[Start of Input data]

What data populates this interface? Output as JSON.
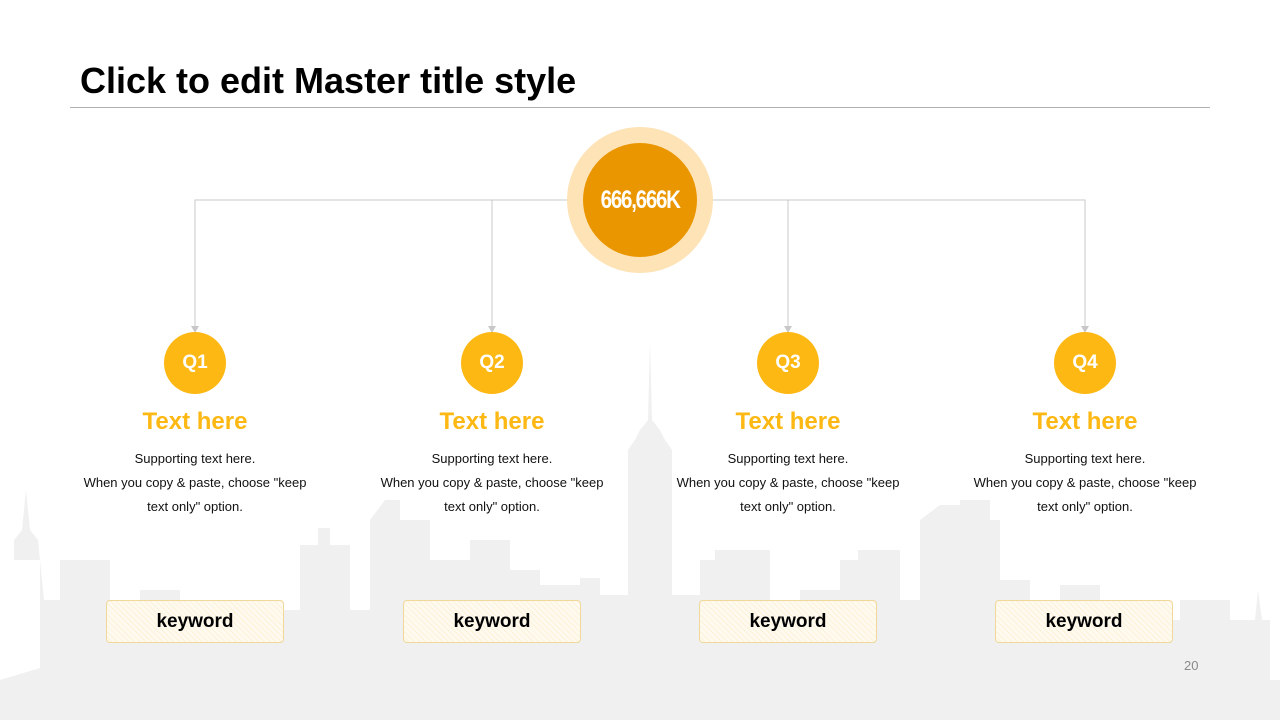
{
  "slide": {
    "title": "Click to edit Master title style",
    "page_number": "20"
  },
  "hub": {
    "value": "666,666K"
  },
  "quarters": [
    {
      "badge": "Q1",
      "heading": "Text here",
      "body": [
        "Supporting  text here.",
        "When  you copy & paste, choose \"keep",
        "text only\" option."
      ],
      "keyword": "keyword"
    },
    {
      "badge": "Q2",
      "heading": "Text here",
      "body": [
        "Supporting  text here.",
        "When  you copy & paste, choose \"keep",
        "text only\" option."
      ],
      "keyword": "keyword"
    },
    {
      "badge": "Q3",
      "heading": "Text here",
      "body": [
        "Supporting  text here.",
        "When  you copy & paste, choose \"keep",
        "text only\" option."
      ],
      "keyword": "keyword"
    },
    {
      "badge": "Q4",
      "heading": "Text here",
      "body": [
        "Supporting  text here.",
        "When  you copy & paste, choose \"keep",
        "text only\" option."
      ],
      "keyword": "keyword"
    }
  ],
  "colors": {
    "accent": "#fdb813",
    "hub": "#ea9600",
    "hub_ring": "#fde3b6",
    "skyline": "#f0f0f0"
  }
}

[End of Input data]
[Start of Input data]

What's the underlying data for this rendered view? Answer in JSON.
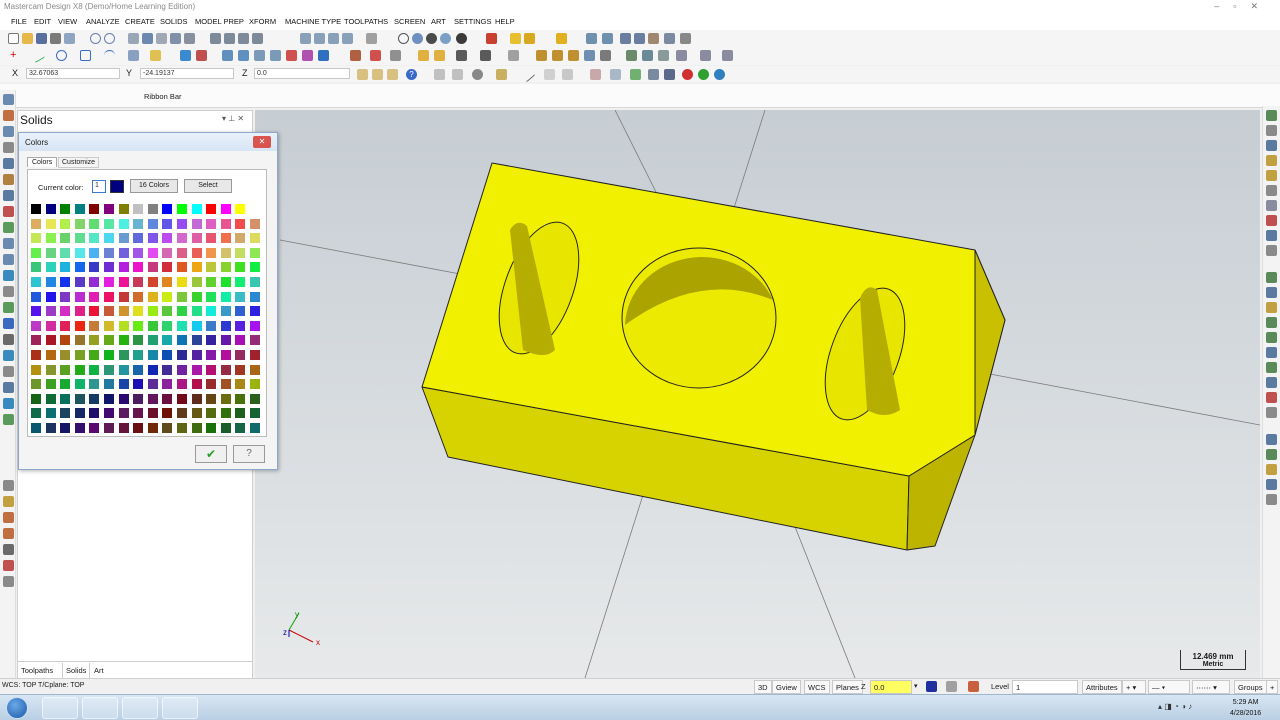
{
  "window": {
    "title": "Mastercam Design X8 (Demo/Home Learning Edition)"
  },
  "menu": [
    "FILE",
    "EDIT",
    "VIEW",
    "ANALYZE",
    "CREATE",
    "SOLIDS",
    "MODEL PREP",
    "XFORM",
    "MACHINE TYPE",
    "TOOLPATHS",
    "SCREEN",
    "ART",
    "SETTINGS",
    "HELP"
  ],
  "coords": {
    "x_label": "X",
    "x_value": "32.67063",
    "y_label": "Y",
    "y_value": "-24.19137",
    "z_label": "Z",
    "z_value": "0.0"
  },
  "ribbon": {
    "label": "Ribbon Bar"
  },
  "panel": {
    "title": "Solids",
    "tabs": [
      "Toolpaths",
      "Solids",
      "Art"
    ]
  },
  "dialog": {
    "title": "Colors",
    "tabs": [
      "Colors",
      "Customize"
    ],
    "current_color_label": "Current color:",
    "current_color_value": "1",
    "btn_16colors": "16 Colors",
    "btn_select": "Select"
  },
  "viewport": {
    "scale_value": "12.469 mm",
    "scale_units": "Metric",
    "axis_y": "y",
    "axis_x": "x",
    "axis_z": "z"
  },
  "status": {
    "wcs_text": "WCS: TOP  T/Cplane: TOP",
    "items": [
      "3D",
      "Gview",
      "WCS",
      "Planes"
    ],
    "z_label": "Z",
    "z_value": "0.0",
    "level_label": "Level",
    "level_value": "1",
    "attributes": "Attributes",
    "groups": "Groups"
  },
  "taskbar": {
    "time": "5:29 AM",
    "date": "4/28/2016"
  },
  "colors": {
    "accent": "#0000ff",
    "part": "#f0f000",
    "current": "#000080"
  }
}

[End of Input data]

### Given task
Copy out every line with the word "this".

### Expected answer
What data populates this interface? Output as JSON.
What's the underlying data for this rendered view? Answer in JSON.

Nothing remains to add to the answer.